(Bounding box entries)
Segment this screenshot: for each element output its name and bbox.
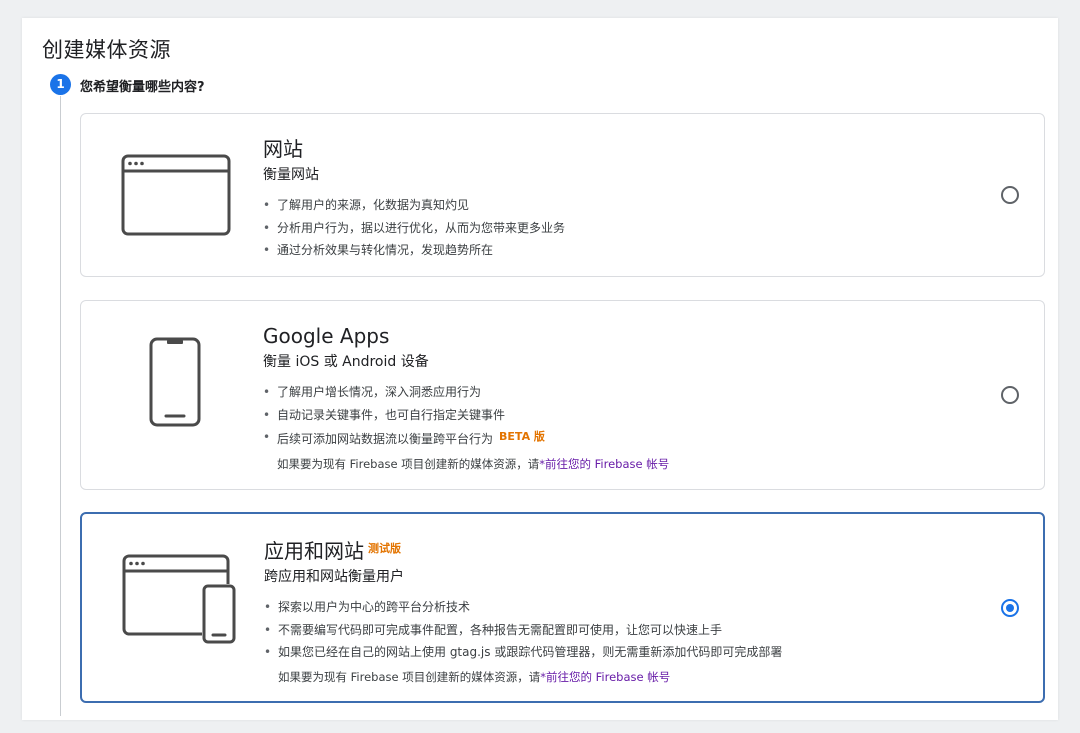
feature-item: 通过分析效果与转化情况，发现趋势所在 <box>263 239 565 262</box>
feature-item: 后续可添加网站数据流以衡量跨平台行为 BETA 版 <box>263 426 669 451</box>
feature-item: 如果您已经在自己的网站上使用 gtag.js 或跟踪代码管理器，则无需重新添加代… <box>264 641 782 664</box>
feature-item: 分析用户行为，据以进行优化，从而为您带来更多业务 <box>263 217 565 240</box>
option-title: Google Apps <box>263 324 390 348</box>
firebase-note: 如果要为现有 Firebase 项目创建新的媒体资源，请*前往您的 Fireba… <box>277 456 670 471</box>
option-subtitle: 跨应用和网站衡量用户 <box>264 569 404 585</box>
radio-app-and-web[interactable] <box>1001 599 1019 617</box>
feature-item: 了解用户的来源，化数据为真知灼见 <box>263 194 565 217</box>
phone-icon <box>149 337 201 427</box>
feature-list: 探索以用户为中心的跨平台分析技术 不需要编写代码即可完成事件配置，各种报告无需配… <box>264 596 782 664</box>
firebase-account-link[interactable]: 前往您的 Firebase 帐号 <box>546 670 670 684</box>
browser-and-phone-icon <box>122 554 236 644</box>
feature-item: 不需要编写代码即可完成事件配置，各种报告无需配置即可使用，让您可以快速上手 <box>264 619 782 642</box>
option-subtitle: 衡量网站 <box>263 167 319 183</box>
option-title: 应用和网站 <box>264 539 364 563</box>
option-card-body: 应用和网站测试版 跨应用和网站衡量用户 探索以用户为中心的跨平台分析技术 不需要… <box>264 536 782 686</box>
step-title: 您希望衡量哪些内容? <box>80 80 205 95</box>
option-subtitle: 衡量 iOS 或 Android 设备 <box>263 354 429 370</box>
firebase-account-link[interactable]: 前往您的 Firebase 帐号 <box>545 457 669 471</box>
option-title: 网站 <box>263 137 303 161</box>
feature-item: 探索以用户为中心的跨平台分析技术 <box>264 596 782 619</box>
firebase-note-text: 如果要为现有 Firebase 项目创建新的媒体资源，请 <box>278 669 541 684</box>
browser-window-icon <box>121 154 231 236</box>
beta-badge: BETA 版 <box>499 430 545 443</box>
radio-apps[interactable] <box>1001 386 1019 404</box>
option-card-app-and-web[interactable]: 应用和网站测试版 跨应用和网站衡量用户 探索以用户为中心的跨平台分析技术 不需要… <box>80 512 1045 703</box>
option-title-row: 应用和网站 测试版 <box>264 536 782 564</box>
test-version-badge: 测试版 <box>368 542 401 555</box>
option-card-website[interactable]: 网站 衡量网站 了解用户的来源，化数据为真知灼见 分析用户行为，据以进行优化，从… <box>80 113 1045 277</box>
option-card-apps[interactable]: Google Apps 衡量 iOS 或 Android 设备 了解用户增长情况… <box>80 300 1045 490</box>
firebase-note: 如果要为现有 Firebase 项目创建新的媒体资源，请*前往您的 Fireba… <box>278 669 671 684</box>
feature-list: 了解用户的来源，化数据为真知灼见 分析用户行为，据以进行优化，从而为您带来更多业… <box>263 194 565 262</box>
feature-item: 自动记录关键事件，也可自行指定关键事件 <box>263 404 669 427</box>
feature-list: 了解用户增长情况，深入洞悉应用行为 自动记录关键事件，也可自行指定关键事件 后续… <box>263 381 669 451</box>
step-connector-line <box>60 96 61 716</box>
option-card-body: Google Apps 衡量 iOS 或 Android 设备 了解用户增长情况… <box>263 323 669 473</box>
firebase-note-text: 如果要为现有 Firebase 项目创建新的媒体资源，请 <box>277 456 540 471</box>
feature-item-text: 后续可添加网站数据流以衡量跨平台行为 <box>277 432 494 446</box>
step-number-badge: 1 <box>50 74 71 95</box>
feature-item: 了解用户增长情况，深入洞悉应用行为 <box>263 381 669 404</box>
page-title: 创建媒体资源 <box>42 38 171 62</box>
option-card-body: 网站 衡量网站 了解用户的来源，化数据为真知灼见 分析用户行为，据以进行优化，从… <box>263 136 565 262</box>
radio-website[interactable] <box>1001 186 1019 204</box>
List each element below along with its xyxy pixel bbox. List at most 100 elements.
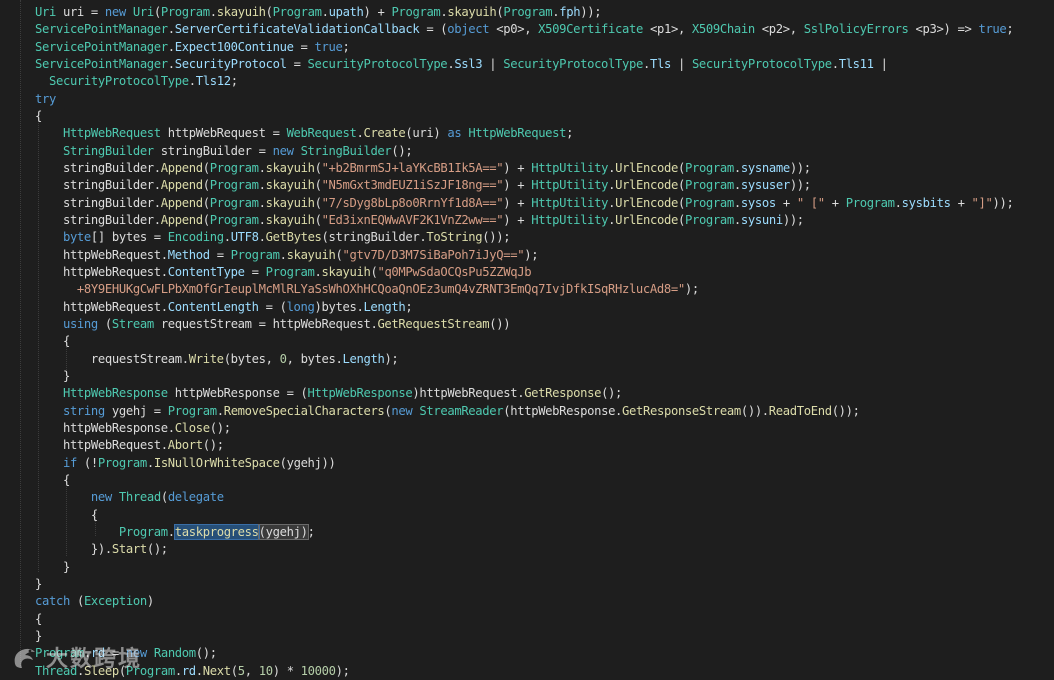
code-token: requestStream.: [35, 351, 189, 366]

» **What is expected**
Reproduce the lines between the one containing "feature-item: 通过分析效果与转化情况，发现趋势所在 <box>263" and the one containing "456 670 471</box>", inclusive, without any changes.

» **Full solution**
feature-item: 通过分析效果与转化情况，发现趋势所在 <box>263 239 565 262</box>
feature-item: 后续可添加网站数据流以衡量跨平台行为 BETA 版 <box>263 426 669 451</box>
feature-item: 如果您已经在自己的网站上使用 gtag.js 或跟踪代码管理器，则无需重新添加代… <box>264 641 782 664</box>
feature-item: 分析用户行为，据以进行优化，从而为您带来更多业务 <box>263 217 565 240</box>
option-title: Google Apps <box>263 324 390 348</box>
firebase-note: 如果要为现有 Firebase 项目创建新的媒体资源，请*前往您的 Fireba… <box>277 456 670 471</box>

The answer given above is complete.